Required work
Repeat the material exactly, every line of it.

Source records
--
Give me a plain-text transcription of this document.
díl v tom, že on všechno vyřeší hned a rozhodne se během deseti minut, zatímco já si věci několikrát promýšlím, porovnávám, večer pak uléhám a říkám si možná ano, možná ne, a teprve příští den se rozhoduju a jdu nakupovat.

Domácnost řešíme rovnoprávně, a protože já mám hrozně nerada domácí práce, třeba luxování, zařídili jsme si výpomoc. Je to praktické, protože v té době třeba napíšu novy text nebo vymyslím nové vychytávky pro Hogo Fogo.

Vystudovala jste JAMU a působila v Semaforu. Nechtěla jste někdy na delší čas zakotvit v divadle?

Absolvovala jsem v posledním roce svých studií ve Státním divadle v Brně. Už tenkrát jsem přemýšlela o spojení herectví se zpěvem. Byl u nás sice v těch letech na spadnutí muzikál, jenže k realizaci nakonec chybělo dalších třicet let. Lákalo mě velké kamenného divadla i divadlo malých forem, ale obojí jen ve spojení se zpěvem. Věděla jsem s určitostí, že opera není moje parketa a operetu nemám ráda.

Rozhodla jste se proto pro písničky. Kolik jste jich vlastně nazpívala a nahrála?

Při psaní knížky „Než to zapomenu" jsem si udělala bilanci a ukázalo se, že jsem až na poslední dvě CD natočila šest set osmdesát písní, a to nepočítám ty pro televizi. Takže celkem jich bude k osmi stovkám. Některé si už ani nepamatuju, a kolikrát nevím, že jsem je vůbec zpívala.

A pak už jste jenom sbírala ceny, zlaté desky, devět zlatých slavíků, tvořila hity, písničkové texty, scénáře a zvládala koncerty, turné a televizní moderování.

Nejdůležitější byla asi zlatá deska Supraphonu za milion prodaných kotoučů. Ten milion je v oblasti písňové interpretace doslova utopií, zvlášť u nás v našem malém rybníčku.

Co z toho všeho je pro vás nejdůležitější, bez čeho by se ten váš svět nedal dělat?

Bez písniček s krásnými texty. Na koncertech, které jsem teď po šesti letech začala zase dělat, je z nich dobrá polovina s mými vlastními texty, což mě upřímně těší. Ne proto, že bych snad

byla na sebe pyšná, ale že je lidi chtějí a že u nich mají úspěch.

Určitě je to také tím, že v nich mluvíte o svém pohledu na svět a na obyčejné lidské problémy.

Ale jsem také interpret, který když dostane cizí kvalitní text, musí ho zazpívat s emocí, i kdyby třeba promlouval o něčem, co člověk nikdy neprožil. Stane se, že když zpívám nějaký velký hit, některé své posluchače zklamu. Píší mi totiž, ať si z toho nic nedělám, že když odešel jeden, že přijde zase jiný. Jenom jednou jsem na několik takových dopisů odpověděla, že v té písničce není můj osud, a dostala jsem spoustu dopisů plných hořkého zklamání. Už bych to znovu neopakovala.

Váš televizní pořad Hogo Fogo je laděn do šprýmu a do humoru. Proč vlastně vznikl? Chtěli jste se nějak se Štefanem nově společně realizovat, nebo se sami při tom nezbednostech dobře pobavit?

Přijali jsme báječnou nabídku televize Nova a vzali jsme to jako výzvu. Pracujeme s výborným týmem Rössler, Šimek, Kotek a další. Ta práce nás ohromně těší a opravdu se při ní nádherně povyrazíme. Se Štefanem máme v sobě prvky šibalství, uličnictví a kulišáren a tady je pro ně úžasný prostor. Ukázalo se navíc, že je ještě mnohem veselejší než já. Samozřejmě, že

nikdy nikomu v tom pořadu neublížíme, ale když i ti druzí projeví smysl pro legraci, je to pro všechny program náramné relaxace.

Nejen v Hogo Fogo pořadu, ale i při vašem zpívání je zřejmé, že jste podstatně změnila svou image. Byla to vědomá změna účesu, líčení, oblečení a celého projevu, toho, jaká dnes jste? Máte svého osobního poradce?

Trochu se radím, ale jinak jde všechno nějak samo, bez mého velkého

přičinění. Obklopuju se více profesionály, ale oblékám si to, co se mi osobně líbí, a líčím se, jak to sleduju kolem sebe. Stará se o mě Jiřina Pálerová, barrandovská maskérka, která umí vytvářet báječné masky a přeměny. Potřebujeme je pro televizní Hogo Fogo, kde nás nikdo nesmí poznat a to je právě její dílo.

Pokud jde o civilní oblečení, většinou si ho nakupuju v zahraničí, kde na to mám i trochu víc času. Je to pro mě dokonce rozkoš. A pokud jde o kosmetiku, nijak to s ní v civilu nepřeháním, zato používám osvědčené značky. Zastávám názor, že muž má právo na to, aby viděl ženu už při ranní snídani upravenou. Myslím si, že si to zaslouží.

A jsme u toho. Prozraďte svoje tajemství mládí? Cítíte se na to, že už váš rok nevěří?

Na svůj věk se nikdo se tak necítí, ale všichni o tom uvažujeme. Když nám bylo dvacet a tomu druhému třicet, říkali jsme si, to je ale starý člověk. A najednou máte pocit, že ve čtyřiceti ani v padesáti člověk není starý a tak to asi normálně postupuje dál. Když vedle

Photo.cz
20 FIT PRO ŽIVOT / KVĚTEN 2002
--
Reply
Give me a plain-text transcription of this document.
díl v tom, že on všechno vyřeší hned a rozhodne se během deseti minut, zatímco já si věci několikrát promýšlím, porovnávám, večer pak uléhám a říkám si možná ano, možná ne, a teprve příští den se rozhoduju a jdu nakupovat.

Domácnost řešíme rovnoprávně, a protože já mám hrozně nerada domácí práce, třeba luxování, zařídili jsme si výpomoc. Je to praktické, protože v té době třeba napíšu novy text nebo vymyslím nové vychytávky pro Hogo Fogo.

Vystudovala jste JAMU a působila v Semaforu. Nechtěla jste někdy na delší čas zakotvit v divadle?

Absolvovala jsem v posledním roce svých studií ve Státním divadle v Brně. Už tenkrát jsem přemýšlela o spojení herectví se zpěvem. Byl u nás sice v těch letech na spadnutí muzikál, jenže k realizaci nakonec chybělo dalších třicet let. Lákalo mě velké kamenného divadla i divadlo malých forem, ale obojí jen ve spojení se zpěvem. Věděla jsem s určitostí, že opera není moje parketa a operetu nemám ráda.

Rozhodla jste se proto pro písničky. Kolik jste jich vlastně nazpívala a nahrála?

Při psaní knížky „Než to zapomenu" jsem si udělala bilanci a ukázalo se, že jsem až na poslední dvě CD natočila šest set osmdesát písní, a to nepočítám ty pro televizi. Takže celkem jich bude k osmi stovkám. Některé si už ani nepamatuju, a kolikrát nevím, že jsem je vůbec zpívala.

A pak už jste jenom sbírala ceny, zlaté desky, devět zlatých slavíků, tvořila hity, písničkové texty, scénáře a zvládala koncerty, turné a televizní moderování.

Nejdůležitější byla asi zlatá deska Supraphonu za milion prodaných kotoučů. Ten milion je v oblasti písňové interpretace doslova utopií, zvlášť u nás v našem malém rybníčku.

Co z toho všeho je pro vás nejdůležitější, bez čeho by se ten váš svět nedal dělat?

Bez písniček s krásnými texty. Na koncertech, které jsem teď po šesti letech začala zase dělat, je z nich dobrá polovina s mými vlastními texty, což mě upřímně těší. Ne proto, že bych snad

byla na sebe pyšná, ale že je lidi chtějí a že u nich mají úspěch.

Určitě je to také tím, že v nich mluvíte o svém pohledu na svět a na obyčejné lidské problémy.

Ale jsem také interpret, který když dostane cizí kvalitní text, musí ho zazpívat s emocí, i kdyby třeba promlouval o něčem, co člověk nikdy neprožil. Stane se, že když zpívám nějaký velký hit, některé své posluchače zklamu. Píší mi totiž, ať si z toho nic nedělám, že když odešel jeden, že přijde zase jiný. Jenom jednou jsem na několik takových dopisů odpověděla, že v té písničce není můj osud, a dostala jsem spoustu dopisů plných hořkého zklamání. Už bych to znovu neopakovala.

Váš televizní pořad Hogo Fogo je laděn do šprýmu a do humoru. Proč vlastně vznikl? Chtěli jste se nějak se Štefanem nově společně realizovat, nebo se sami při tom nezbednostech dobře pobavit?

Přijali jsme báječnou nabídku televize Nova a vzali jsme to jako výzvu. Pracujeme s výborným týmem Rössler, Šimek, Kotek a další. Ta práce nás ohromně těší a opravdu se při ní nádherně povyrazíme. Se Štefanem máme v sobě prvky šibalství, uličnictví a kulišáren a tady je pro ně úžasný prostor. Ukázalo se navíc, že je ještě mnohem veselejší než já. Samozřejmě, že

nikdy nikomu v tom pořadu neublížíme, ale když i ti druzí projeví smysl pro legraci, je to pro všechny program náramné relaxace.

Nejen v Hogo Fogo pořadu, ale i při vašem zpívání je zřejmé, že jste podstatně změnila svou image. Byla to vědomá změna účesu, líčení, oblečení a celého projevu, toho, jaká dnes jste? Máte svého osobního poradce?

Trochu se radím, ale jinak jde všechno nějak samo, bez mého velkého

přičinění. Obklopuju se více profesionály, ale oblékám si to, co se mi osobně líbí, a líčím se, jak to sleduju kolem sebe. Stará se o mě Jiřina Pálerová, barrandovská maskérka, která umí vytvářet báječné masky a přeměny. Potřebujeme je pro televizní Hogo Fogo, kde nás nikdo nesmí poznat a to je právě její dílo.

Pokud jde o civilní oblečení, většinou si ho nakupuju v zahraničí, kde na to mám i trochu víc času. Je to pro mě dokonce rozkoš. A pokud jde o kosmetiku, nijak to s ní v civilu nepřeháním, zato používám osvědčené značky. Zastávám názor, že muž má právo na to, aby viděl ženu už při ranní snídani upravenou. Myslím si, že si to zaslouží.

A jsme u toho. Prozraďte svoje tajemství mládí? Cítíte se na to, že už váš rok nevěří?

Na svůj věk se nikdo se tak necítí, ale všichni o tom uvažujeme. Když nám bylo dvacet a tomu druhému třicet, říkali jsme si, to je ale starý člověk. A najednou máte pocit, že ve čtyřiceti ani v padesáti člověk není starý a tak to asi normálně postupuje dál. Když vedle

Photo.cz
20 FIT PRO ŽIVOT / KVĚTEN 2002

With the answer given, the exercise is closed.